* [INSTRUCTIONS FOR THE TASK]:
Return every line below in which "styles" appears.

= = =

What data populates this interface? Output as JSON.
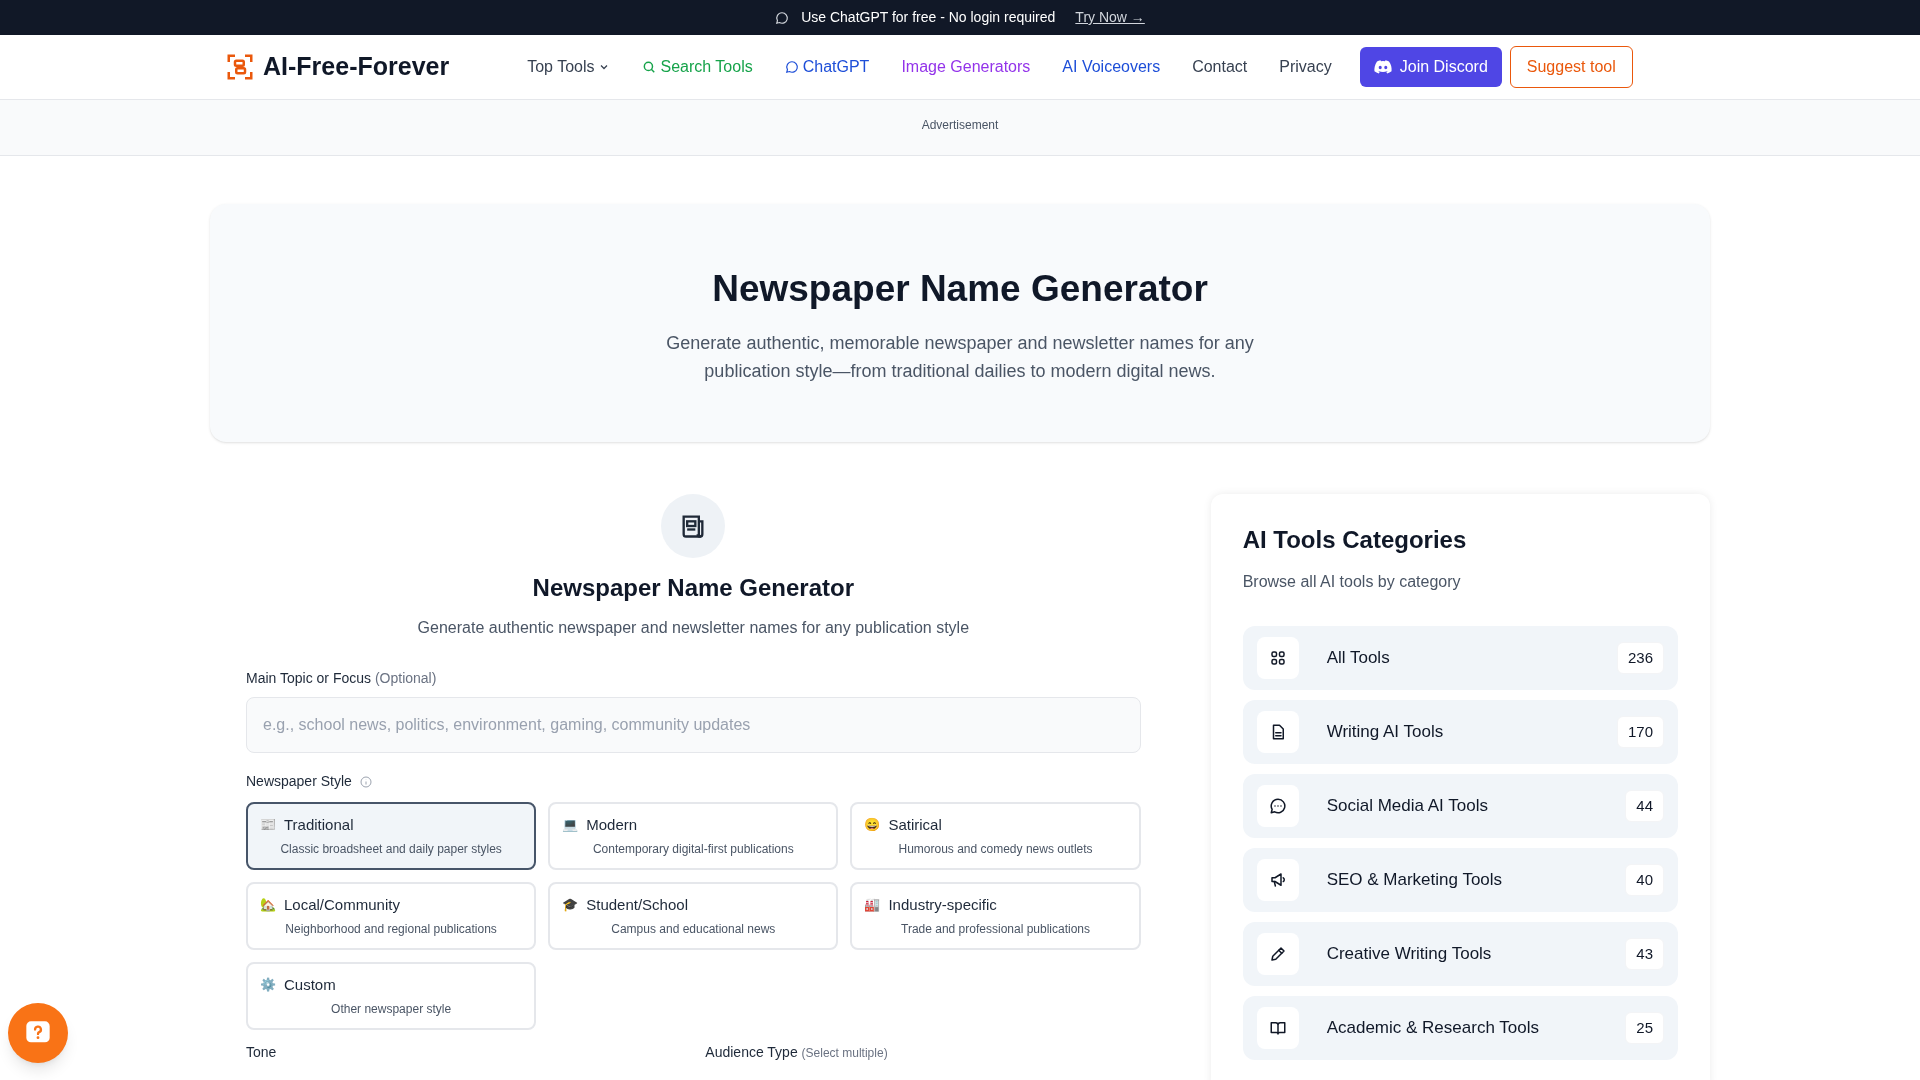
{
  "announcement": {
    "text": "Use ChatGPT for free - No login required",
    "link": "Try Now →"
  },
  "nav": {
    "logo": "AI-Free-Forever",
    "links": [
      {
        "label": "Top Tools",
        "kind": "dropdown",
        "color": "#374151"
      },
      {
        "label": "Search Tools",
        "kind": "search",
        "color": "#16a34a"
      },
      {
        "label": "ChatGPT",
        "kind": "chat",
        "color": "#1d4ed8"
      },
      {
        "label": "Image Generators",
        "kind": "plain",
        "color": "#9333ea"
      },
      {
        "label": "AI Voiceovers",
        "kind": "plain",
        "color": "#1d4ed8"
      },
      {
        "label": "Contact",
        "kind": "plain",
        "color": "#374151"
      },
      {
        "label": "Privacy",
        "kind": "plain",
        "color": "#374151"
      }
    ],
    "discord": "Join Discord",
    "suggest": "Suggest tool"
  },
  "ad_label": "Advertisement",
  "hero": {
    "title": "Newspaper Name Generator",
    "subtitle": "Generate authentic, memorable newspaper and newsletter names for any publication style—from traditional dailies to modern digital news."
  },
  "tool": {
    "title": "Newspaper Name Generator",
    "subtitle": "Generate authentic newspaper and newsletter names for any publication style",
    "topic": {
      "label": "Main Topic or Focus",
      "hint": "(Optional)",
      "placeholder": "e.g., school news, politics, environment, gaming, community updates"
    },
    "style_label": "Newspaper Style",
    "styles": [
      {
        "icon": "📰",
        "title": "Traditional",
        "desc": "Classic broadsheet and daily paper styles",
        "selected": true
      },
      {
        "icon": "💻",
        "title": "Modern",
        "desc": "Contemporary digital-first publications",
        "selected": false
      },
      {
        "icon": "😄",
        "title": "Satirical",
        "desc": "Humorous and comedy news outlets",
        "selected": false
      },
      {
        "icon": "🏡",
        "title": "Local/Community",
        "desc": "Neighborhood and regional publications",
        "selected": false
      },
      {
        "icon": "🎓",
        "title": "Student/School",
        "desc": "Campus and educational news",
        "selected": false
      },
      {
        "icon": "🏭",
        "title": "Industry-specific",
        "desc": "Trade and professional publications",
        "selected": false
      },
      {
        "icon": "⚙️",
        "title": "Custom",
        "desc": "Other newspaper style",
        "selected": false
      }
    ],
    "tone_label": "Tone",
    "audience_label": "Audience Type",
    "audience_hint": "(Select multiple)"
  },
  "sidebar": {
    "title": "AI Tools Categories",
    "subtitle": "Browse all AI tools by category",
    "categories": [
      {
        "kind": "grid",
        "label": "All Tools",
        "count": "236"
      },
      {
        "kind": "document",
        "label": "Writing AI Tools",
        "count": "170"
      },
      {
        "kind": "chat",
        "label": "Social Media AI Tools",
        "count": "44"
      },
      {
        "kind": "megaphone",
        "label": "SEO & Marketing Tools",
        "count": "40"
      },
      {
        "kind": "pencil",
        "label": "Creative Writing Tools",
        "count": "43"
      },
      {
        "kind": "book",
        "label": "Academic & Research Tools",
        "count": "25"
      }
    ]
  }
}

= = =

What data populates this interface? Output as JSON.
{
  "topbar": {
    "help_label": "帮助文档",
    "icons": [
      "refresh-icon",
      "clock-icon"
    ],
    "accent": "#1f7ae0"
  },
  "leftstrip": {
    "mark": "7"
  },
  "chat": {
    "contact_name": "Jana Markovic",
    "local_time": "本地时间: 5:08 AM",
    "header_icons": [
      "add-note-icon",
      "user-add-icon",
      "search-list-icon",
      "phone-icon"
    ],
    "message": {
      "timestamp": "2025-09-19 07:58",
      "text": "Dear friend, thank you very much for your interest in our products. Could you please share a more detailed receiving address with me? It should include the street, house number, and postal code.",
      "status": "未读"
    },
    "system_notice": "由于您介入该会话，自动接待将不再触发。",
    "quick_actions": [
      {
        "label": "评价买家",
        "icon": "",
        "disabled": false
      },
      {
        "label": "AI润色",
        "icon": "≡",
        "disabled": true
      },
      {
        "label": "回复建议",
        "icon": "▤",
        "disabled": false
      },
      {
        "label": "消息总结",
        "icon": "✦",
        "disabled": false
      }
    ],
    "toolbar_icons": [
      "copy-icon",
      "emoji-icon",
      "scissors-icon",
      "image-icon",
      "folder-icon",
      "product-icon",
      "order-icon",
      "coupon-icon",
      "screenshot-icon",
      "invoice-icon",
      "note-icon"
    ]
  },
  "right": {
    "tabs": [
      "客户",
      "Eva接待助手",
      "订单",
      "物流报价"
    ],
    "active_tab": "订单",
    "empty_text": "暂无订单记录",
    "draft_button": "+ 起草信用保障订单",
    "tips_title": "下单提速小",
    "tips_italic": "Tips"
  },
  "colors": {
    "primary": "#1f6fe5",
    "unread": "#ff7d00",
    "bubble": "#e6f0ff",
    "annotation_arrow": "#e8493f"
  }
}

= = =

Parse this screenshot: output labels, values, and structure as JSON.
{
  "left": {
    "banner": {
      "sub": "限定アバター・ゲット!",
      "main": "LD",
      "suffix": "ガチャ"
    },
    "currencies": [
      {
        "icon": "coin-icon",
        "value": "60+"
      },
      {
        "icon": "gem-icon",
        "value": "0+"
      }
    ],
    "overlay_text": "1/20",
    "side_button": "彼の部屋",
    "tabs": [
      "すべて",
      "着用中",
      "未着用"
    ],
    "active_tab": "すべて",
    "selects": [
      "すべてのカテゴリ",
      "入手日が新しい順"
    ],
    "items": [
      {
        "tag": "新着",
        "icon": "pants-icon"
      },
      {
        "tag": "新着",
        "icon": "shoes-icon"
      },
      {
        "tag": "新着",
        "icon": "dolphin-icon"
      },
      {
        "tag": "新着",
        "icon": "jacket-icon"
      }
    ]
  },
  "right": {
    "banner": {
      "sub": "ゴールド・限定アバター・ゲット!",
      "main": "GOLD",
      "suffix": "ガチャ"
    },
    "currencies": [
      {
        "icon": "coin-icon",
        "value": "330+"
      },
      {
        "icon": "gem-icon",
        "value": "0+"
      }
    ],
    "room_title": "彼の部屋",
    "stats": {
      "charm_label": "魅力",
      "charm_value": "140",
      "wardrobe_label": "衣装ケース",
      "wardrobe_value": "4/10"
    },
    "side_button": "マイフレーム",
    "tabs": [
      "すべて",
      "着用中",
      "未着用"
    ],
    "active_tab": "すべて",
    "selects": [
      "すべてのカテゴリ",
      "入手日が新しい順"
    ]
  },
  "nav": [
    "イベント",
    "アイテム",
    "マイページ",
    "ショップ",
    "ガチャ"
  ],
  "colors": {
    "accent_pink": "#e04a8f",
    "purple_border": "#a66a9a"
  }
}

= = =

* [THE RESPONSE]:
    "styles": [
        "desc": "Classic broadsheet and daily paper styles",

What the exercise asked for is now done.